__Do this__. Would you quote every entry exactly, dropping only the pictures?

────────────────────

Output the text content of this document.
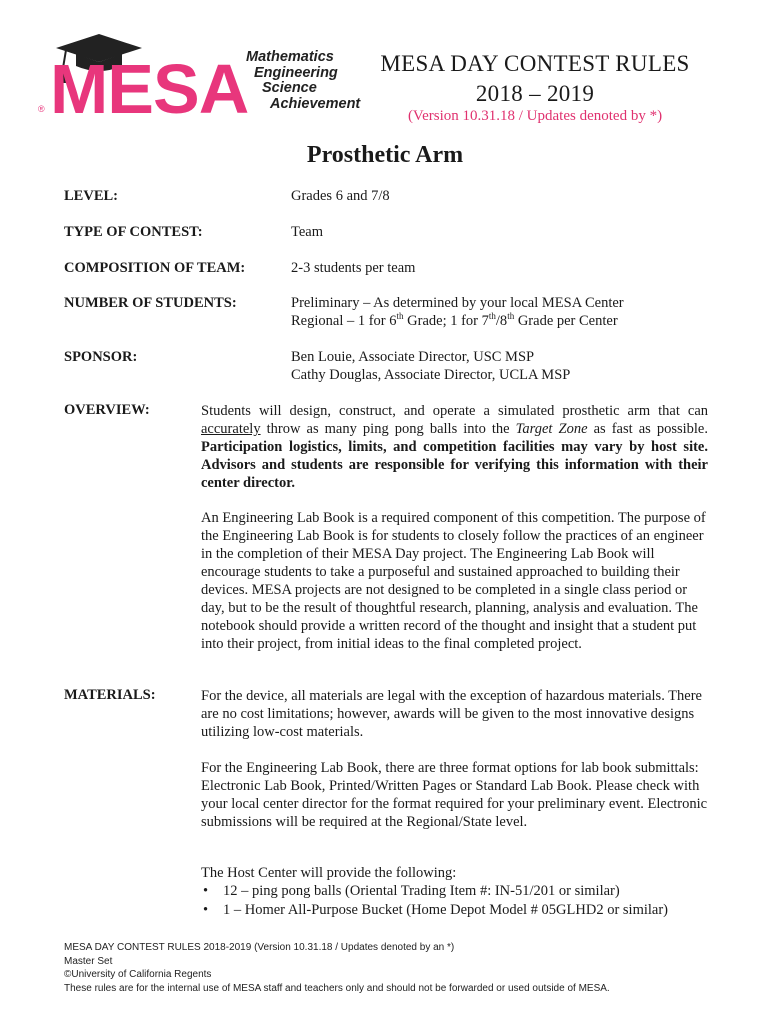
MESA
®
Mathematics
Engineering
Science
Achievement
MESA DAY CONTEST RULES
2018 – 2019
(Version 10.31.18 / Updates denoted by *)
Prosthetic Arm
LEVEL:	Grades 6 and 7/8
TYPE OF CONTEST:	Team
COMPOSITION OF TEAM:	2-3 students per team
NUMBER OF STUDENTS:	Preliminary – As determined by your local MESA Center
Regional – 1 for 6th Grade; 1 for 7th/8th Grade per Center
SPONSOR:	Ben Louie, Associate Director, USC MSP
Cathy Douglas, Associate Director, UCLA MSP
OVERVIEW:	Students will design, construct, and operate a simulated prosthetic arm that can accurately throw as many ping pong balls into the Target Zone as fast as possible. Participation logistics, limits, and competition facilities may vary by host site. Advisors and students are responsible for verifying this information with their center director.
An Engineering Lab Book is a required component of this competition. The purpose of the Engineering Lab Book is for students to closely follow the practices of an engineer in the completion of their MESA Day project. The Engineering Lab Book will encourage students to take a purposeful and sustained approached to building their devices. MESA projects are not designed to be completed in a single class period or day, but to be the result of thoughtful research, planning, analysis and evaluation. The notebook should provide a written record of the thought and insight that a student put into their project, from initial ideas to the final completed project.
MATERIALS:	For the device, all materials are legal with the exception of hazardous materials. There are no cost limitations; however, awards will be given to the most innovative designs utilizing low-cost materials.
For the Engineering Lab Book, there are three format options for lab book submittals: Electronic Lab Book, Printed/Written Pages or Standard Lab Book. Please check with your local center director for the format required for your preliminary event. Electronic submissions will be required at the Regional/State level.
The Host Center will provide the following:
• 12 – ping pong balls (Oriental Trading Item #: IN-51/201 or similar)
• 1 – Homer All-Purpose Bucket (Home Depot Model # 05GLHD2 or similar)
MESA DAY CONTEST RULES 2018-2019 (Version 10.31.18 / Updates denoted by an *)
Master Set
©University of California Regents
These rules are for the internal use of MESA staff and teachers only and should not be forwarded or used outside of MESA.
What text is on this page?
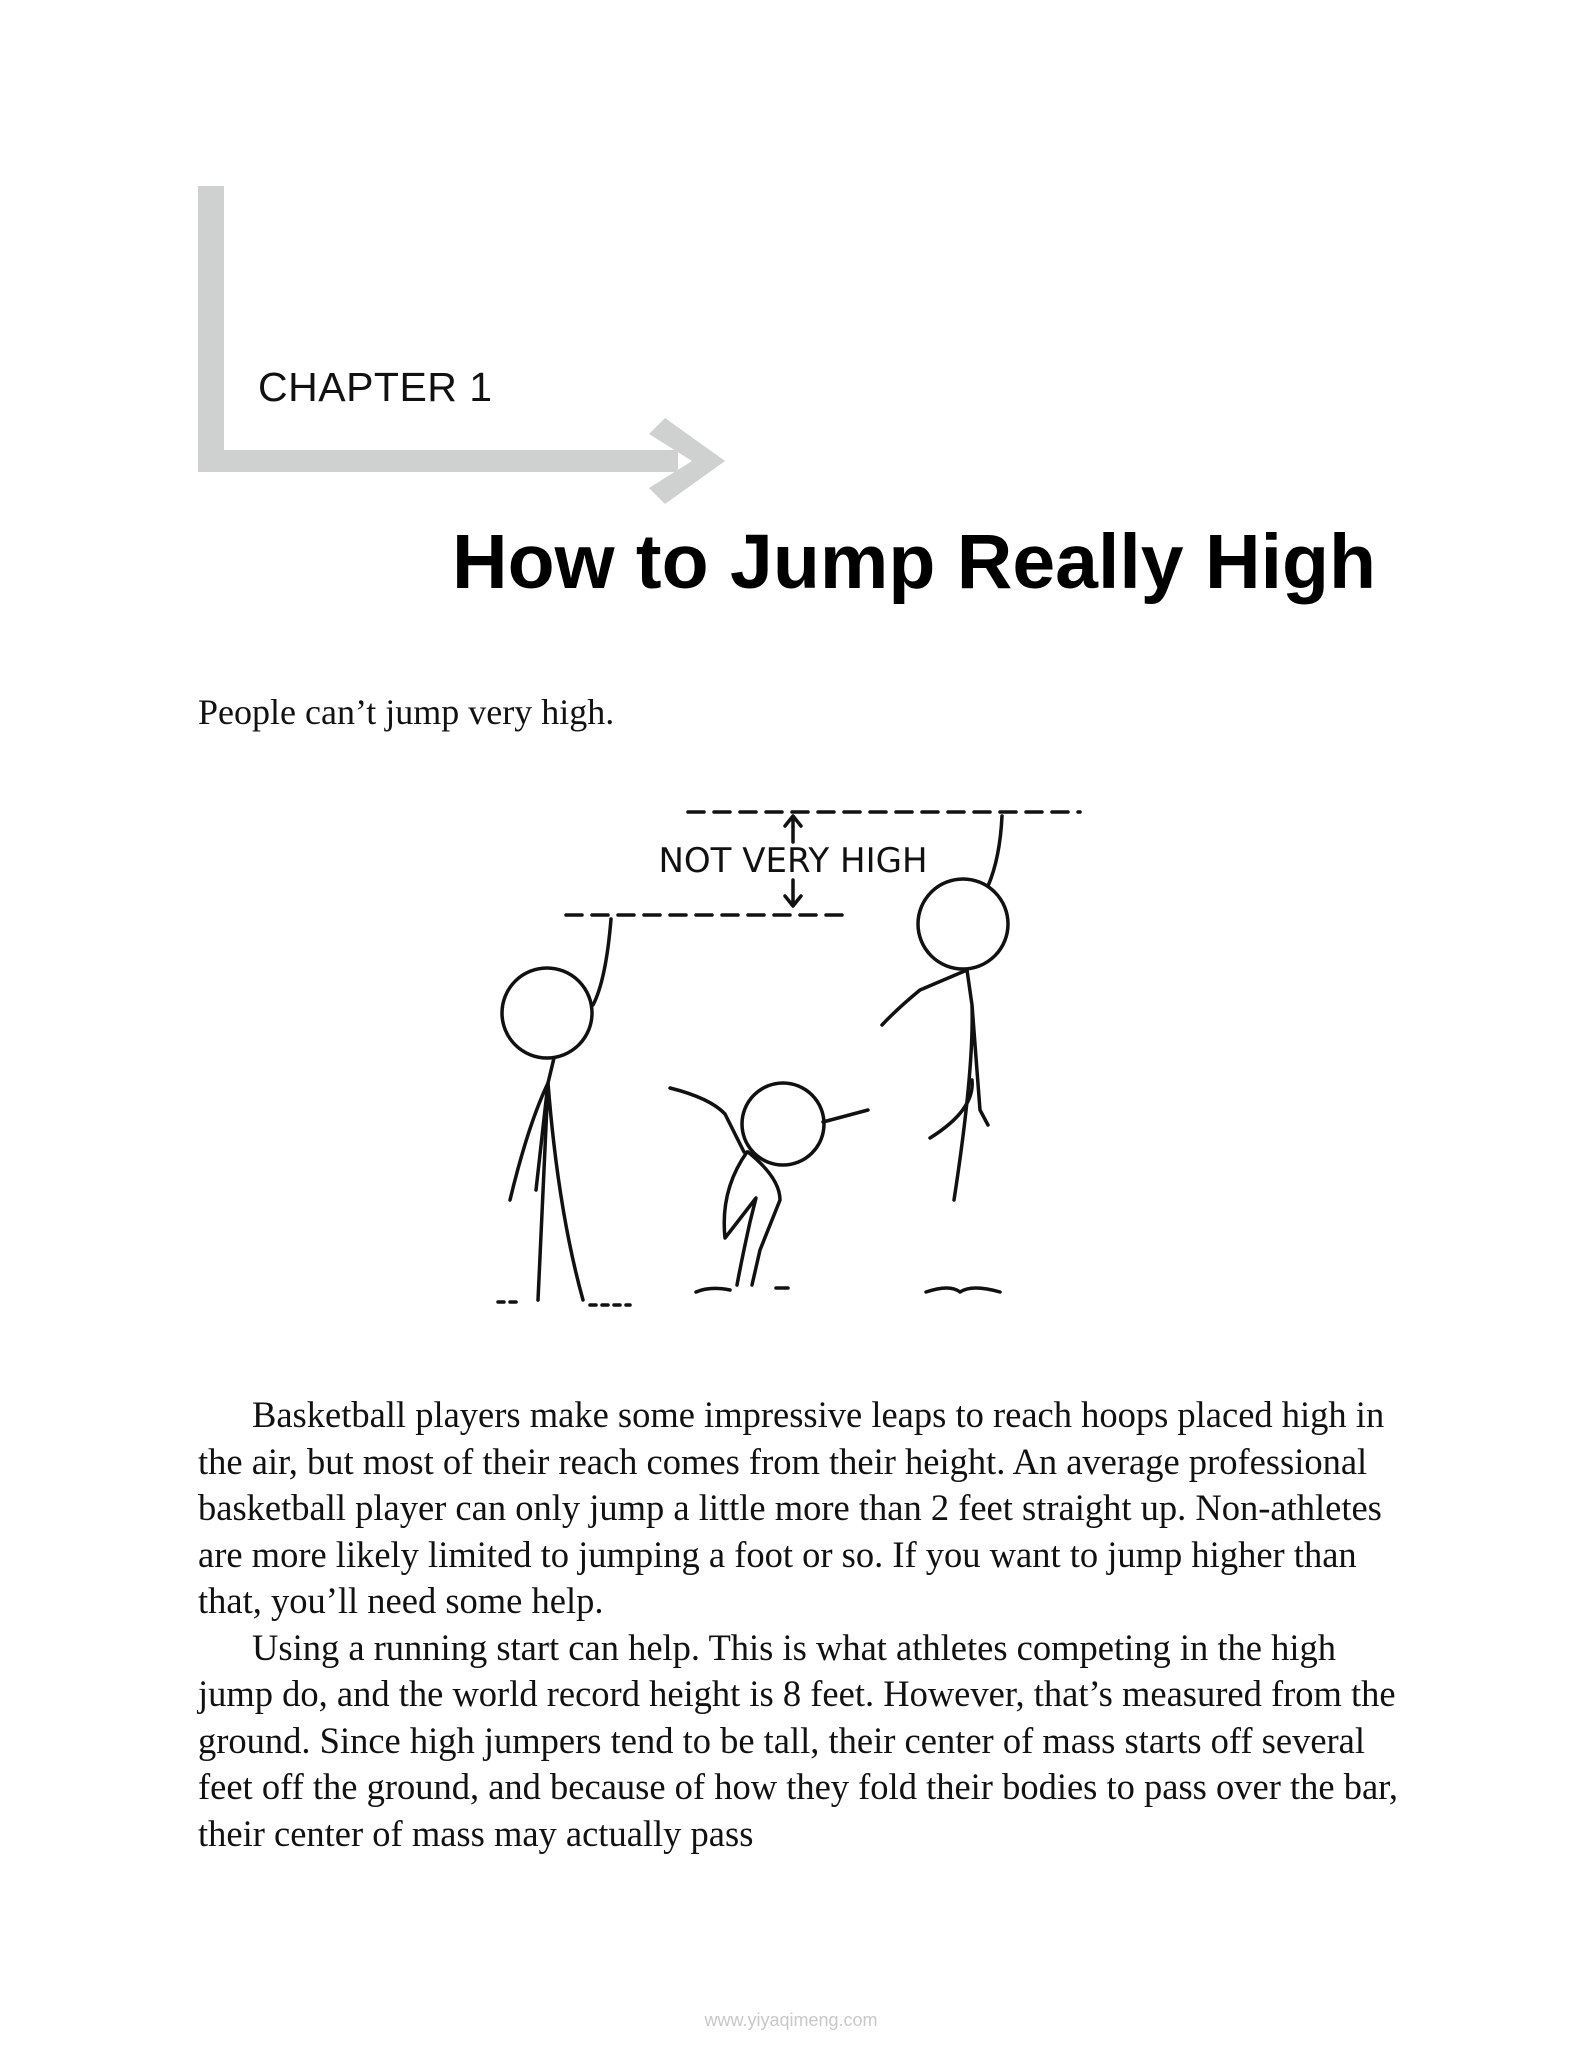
CHAPTER 1
How to Jump Really High

People can’t jump very high.

NOT VERY HIGH

Basketball players make some impressive leaps to reach hoops placed high in the air, but most of their reach comes from their height. An average professional basketball player can only jump a little more than 2 feet straight up. Non-athletes are more likely limited to jumping a foot or so. If you want to jump higher than that, you’ll need some help.

Using a running start can help. This is what athletes competing in the high jump do, and the world record height is 8 feet. However, that’s measured from the ground. Since high jumpers tend to be tall, their center of mass starts off several feet off the ground, and because of how they fold their bodies to pass over the bar, their center of mass may actually pass

www.yiyaqimeng.com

────────────────────

__Result of this task__.
Output the text content of this document.
MESA
®
Mathematics
Engineering
Science
Achievement
MESA DAY CONTEST RULES
2018 – 2019
(Version 10.31.18 / Updates denoted by *)
Prosthetic Arm
LEVEL:	Grades 6 and 7/8
TYPE OF CONTEST:	Team
COMPOSITION OF TEAM:	2-3 students per team
NUMBER OF STUDENTS:	Preliminary – As determined by your local MESA Center
Regional – 1 for 6th Grade; 1 for 7th/8th Grade per Center
SPONSOR:	Ben Louie, Associate Director, USC MSP
Cathy Douglas, Associate Director, UCLA MSP
OVERVIEW:	Students will design, construct, and operate a simulated prosthetic arm that can accurately throw as many ping pong balls into the Target Zone as fast as possible. Participation logistics, limits, and competition facilities may vary by host site. Advisors and students are responsible for verifying this information with their center director.
An Engineering Lab Book is a required component of this competition. The purpose of the Engineering Lab Book is for students to closely follow the practices of an engineer in the completion of their MESA Day project. The Engineering Lab Book will encourage students to take a purposeful and sustained approached to building their devices. MESA projects are not designed to be completed in a single class period or day, but to be the result of thoughtful research, planning, analysis and evaluation. The notebook should provide a written record of the thought and insight that a student put into their project, from initial ideas to the final completed project.
MATERIALS:	For the device, all materials are legal with the exception of hazardous materials. There are no cost limitations; however, awards will be given to the most innovative designs utilizing low-cost materials.
For the Engineering Lab Book, there are three format options for lab book submittals: Electronic Lab Book, Printed/Written Pages or Standard Lab Book. Please check with your local center director for the format required for your preliminary event. Electronic submissions will be required at the Regional/State level.
The Host Center will provide the following:
• 12 – ping pong balls (Oriental Trading Item #: IN-51/201 or similar)
• 1 – Homer All-Purpose Bucket (Home Depot Model # 05GLHD2 or similar)
MESA DAY CONTEST RULES 2018-2019 (Version 10.31.18 / Updates denoted by an *)
Master Set
©University of California Regents
These rules are for the internal use of MESA staff and teachers only and should not be forwarded or used outside of MESA.
What text is on this page?
CHAPTER 1
How to Jump Really High

People can’t jump very high.

NOT VERY HIGH

Basketball players make some impressive leaps to reach hoops placed high in the air, but most of their reach comes from their height. An average professional basketball player can only jump a little more than 2 feet straight up. Non-athletes are more likely limited to jumping a foot or so. If you want to jump higher than that, you’ll need some help.

Using a running start can help. This is what athletes competing in the high jump do, and the world record height is 8 feet. However, that’s measured from the ground. Since high jumpers tend to be tall, their center of mass starts off several feet off the ground, and because of how they fold their bodies to pass over the bar, their center of mass may actually pass

www.yiyaqimeng.com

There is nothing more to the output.